* Begin *

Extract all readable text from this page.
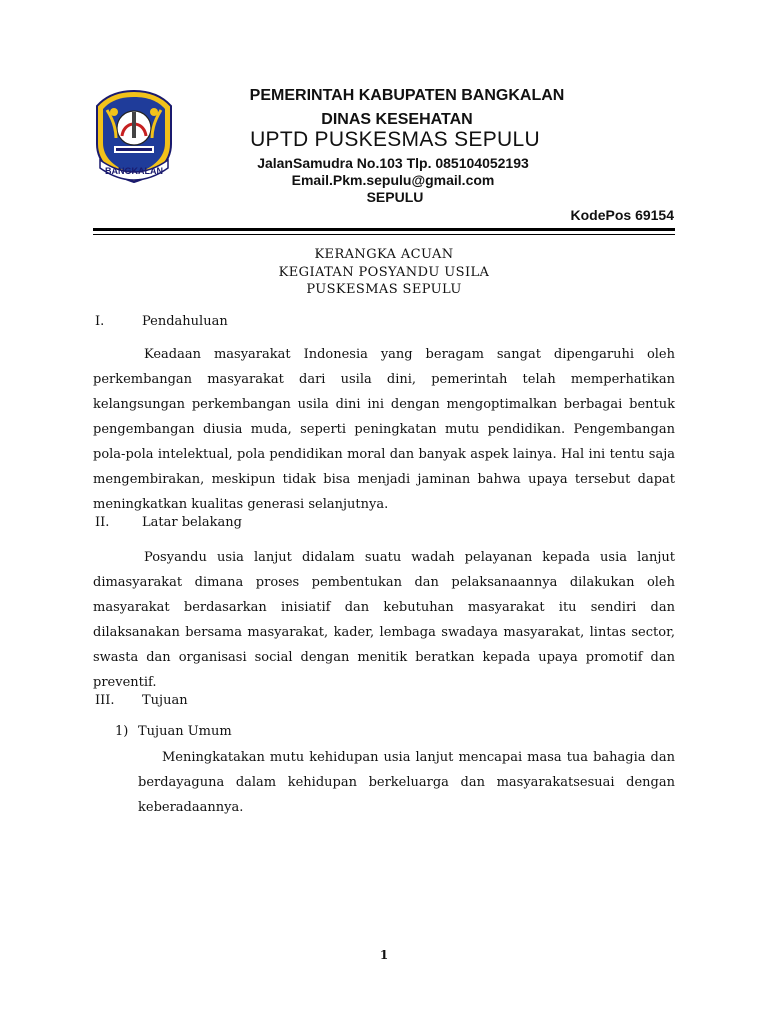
BANGKALAN
PEMERINTAH KABUPATEN BANGKALAN
DINAS KESEHATAN
UPTD PUSKESMAS SEPULU
JalanSamudra No.103 Tlp. 085104052193
Email.Pkm.sepulu@gmail.com
SEPULU
KodePos 69154
KERANGKA ACUAN
KEGIATAN POSYANDU USILA
PUSKESMAS SEPULU
I.	Pendahuluan
Keadaan masyarakat Indonesia yang beragam sangat dipengaruhi oleh perkembangan masyarakat dari usila dini, pemerintah telah memperhatikan kelangsungan perkembangan usila dini ini dengan mengoptimalkan berbagai bentuk pengembangan diusia muda, seperti peningkatan mutu pendidikan. Pengembangan pola-pola intelektual, pola pendidikan moral dan banyak aspek lainya. Hal ini tentu saja mengembirakan, meskipun tidak bisa menjadi jaminan bahwa upaya tersebut dapat meningkatkan kualitas generasi selanjutnya.
II.	Latar belakang
Posyandu usia lanjut didalam suatu wadah pelayanan kepada usia lanjut dimasyarakat dimana proses pembentukan dan pelaksanaannya dilakukan oleh masyarakat berdasarkan inisiatif dan kebutuhan masyarakat itu sendiri dan dilaksanakan bersama masyarakat, kader, lembaga swadaya masyarakat, lintas sector, swasta dan organisasi social dengan menitik beratkan kepada upaya promotif dan preventif.
III. Tujuan
1) Tujuan Umum
Meningkatakan mutu kehidupan usia lanjut mencapai masa tua bahagia dan berdayaguna dalam kehidupan berkeluarga dan masyarakatsesuai dengan keberadaannya.
1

* End *

Exercise directions: Using the listing above, pull out all lines that hold the word "PUSKESMAS".

Output:
UPTD PUSKESMAS SEPULU
PUSKESMAS SEPULU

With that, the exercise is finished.